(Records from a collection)
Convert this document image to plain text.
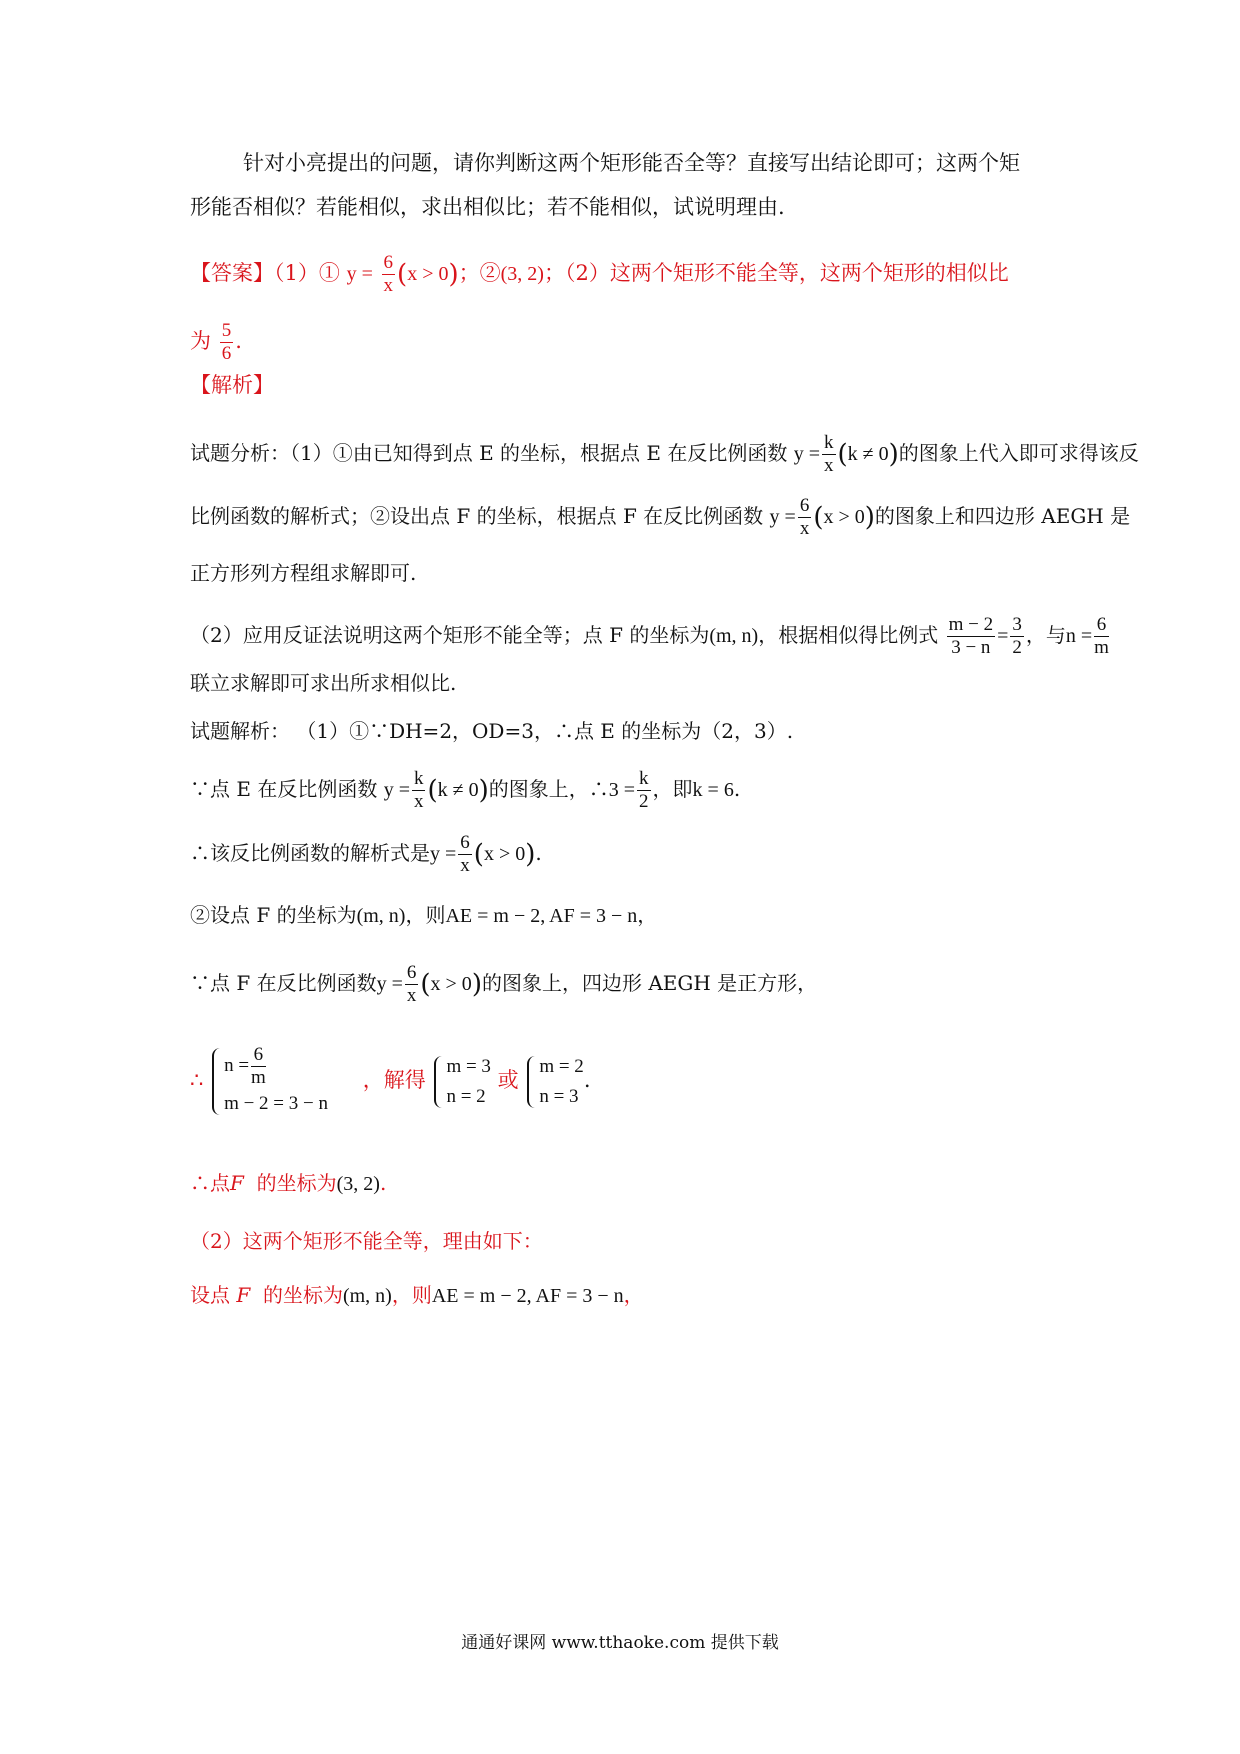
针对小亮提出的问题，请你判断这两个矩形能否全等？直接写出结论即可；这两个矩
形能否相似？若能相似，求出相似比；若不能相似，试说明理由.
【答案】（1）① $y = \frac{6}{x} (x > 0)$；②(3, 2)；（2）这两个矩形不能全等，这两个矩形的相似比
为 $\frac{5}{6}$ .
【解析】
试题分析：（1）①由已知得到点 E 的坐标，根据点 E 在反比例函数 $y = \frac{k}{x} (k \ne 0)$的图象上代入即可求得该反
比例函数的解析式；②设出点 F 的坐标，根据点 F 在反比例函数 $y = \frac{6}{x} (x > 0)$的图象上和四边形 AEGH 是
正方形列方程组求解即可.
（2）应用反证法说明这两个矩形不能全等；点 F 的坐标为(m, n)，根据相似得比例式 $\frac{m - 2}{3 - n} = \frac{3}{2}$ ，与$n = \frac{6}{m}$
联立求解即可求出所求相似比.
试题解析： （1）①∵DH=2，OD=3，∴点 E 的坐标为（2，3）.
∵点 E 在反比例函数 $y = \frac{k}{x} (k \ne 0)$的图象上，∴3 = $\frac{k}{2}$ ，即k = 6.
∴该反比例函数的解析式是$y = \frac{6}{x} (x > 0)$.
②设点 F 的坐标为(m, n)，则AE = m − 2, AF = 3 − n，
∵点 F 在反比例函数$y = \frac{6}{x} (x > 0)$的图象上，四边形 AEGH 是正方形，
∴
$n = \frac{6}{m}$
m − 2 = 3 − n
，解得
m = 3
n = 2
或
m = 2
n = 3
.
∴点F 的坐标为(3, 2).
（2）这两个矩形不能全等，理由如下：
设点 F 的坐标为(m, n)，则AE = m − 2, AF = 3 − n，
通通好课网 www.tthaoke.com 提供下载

==

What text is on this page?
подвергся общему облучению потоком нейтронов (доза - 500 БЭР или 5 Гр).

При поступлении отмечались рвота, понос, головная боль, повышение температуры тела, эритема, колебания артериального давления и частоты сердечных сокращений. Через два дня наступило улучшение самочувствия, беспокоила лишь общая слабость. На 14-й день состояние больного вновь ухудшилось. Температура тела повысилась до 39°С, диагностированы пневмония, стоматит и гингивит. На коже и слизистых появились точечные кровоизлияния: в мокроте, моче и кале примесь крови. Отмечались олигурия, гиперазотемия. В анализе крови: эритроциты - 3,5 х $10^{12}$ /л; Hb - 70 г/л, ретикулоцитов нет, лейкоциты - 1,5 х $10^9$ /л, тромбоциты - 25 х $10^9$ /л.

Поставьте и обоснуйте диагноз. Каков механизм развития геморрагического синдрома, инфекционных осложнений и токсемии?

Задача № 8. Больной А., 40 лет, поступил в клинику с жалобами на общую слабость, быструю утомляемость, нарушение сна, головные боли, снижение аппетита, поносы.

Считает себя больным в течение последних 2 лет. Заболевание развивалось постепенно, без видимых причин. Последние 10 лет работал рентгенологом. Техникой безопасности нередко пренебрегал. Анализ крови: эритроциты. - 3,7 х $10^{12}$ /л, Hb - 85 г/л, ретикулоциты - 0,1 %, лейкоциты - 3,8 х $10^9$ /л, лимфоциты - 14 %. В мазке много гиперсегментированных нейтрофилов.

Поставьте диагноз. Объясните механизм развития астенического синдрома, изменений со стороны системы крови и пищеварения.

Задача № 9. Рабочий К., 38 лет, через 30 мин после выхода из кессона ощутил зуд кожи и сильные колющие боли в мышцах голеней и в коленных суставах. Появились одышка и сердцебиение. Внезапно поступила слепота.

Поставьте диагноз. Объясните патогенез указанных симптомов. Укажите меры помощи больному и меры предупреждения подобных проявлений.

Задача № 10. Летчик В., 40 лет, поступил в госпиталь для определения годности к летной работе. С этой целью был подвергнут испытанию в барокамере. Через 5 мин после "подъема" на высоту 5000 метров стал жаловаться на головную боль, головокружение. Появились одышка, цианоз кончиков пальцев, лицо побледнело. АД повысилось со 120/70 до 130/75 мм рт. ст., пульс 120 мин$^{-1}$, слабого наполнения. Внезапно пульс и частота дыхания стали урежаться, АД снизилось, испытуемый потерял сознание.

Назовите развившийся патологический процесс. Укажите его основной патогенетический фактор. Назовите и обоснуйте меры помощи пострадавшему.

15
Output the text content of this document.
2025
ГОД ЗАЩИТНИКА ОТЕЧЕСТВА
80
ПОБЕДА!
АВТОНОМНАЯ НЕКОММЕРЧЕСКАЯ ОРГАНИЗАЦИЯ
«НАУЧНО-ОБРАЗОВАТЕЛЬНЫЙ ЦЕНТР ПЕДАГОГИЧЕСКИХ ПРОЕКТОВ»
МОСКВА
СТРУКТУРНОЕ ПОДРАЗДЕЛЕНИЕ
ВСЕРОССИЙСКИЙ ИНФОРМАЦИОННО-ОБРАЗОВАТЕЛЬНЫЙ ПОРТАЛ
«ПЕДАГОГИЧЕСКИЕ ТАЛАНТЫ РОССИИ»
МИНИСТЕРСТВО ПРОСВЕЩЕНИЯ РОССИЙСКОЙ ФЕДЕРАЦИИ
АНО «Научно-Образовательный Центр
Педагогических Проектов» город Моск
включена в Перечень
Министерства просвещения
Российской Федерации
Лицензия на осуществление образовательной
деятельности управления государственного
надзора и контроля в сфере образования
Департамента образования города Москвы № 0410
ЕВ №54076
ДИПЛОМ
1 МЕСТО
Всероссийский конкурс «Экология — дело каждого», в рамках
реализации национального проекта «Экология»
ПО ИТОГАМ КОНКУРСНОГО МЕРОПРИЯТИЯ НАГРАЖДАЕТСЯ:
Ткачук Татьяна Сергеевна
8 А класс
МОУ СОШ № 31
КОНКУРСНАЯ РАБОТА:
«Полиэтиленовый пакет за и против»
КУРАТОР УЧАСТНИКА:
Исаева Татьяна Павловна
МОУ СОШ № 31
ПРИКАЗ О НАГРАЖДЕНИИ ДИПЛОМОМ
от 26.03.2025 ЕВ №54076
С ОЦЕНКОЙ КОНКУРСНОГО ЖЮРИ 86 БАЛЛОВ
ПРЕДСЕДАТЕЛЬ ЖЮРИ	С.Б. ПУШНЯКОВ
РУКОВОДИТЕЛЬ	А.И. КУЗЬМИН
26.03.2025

...

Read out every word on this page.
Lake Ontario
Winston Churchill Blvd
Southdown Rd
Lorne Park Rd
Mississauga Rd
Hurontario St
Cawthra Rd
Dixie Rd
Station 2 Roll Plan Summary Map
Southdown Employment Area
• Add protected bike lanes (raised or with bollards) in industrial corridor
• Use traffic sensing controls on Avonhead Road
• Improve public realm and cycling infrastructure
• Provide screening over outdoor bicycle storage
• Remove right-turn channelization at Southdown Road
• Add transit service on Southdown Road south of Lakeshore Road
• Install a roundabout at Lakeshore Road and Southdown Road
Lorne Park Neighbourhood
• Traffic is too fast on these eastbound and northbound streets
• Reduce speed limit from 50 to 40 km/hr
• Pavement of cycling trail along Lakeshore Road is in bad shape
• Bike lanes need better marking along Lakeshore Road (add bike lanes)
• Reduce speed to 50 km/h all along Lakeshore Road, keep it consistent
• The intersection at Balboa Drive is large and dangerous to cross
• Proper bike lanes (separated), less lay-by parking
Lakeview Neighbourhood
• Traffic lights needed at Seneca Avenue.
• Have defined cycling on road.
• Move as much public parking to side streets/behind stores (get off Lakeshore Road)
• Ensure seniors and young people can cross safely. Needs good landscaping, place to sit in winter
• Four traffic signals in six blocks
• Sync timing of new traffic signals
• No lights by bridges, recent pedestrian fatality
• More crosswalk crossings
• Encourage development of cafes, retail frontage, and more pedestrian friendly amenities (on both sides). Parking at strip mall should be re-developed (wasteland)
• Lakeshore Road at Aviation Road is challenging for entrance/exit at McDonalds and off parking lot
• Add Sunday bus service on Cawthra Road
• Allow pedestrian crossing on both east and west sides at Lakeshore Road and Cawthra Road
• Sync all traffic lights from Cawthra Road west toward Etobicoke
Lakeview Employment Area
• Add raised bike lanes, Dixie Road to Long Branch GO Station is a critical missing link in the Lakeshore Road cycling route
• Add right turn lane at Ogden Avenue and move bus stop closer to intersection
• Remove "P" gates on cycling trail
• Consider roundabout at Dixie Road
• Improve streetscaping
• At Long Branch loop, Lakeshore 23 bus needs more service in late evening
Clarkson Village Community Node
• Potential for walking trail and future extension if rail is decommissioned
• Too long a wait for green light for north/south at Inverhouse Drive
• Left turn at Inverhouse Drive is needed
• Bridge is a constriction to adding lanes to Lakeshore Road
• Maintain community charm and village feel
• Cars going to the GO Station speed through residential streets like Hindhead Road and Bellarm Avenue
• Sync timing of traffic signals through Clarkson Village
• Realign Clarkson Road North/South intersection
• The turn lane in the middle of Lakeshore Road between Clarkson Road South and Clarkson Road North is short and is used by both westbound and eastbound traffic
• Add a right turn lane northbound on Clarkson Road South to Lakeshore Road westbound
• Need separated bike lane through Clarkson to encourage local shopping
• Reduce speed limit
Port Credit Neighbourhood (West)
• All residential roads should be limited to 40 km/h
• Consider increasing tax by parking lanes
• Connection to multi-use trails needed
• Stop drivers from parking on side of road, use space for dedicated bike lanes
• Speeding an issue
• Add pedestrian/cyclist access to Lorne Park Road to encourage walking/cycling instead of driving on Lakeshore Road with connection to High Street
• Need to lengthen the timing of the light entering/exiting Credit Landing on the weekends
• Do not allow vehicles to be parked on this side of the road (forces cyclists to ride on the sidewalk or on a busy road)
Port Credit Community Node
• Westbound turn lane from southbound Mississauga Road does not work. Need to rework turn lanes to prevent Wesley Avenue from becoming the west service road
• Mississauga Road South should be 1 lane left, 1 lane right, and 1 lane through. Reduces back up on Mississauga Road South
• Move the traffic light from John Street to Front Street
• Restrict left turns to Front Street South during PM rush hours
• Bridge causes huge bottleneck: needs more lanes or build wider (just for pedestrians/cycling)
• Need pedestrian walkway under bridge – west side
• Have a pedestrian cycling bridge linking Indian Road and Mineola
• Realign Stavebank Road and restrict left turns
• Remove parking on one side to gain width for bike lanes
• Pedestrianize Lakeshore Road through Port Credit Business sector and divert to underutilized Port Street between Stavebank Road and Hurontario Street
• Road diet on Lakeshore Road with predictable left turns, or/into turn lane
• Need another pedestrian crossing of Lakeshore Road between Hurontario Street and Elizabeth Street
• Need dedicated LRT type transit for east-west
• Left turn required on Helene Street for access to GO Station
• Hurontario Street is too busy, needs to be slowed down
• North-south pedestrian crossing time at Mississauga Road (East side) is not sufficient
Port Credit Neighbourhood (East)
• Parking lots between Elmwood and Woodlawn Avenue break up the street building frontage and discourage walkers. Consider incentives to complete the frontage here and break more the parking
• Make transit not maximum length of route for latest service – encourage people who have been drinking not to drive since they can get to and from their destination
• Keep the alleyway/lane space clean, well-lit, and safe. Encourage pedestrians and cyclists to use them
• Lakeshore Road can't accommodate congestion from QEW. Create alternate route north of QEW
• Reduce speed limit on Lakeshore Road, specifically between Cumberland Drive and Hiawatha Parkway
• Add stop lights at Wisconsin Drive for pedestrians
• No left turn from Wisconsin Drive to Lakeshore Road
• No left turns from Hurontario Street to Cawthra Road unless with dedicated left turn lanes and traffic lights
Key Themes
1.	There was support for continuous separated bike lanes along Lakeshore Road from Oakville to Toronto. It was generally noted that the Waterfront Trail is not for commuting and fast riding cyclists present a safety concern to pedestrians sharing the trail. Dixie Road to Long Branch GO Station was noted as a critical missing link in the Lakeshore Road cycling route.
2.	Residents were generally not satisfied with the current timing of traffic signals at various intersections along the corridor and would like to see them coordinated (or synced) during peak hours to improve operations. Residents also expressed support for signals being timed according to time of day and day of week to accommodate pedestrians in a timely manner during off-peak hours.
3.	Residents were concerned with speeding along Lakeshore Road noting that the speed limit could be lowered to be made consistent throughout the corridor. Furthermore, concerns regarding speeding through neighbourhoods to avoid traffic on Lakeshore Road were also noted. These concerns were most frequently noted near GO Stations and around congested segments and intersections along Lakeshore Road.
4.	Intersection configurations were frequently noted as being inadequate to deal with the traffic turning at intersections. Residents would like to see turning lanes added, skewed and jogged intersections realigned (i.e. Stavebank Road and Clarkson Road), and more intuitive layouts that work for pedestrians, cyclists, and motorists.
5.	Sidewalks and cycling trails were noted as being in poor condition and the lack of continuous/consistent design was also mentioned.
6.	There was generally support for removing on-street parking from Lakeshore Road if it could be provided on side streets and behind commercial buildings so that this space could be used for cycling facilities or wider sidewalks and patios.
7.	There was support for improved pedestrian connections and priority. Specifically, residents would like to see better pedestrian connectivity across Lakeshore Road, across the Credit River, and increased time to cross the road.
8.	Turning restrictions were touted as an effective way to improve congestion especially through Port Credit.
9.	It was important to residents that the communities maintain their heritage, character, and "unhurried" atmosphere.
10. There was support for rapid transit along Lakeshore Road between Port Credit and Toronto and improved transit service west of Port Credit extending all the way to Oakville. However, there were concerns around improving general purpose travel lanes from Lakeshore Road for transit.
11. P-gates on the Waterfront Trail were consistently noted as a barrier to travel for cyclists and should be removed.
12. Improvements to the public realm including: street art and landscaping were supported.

Exercise details: Show every line in the entries where the string "text" occurs.

Worked answer:
Convert this document image to plain text.
What text is on this page?
Output the text content of this document.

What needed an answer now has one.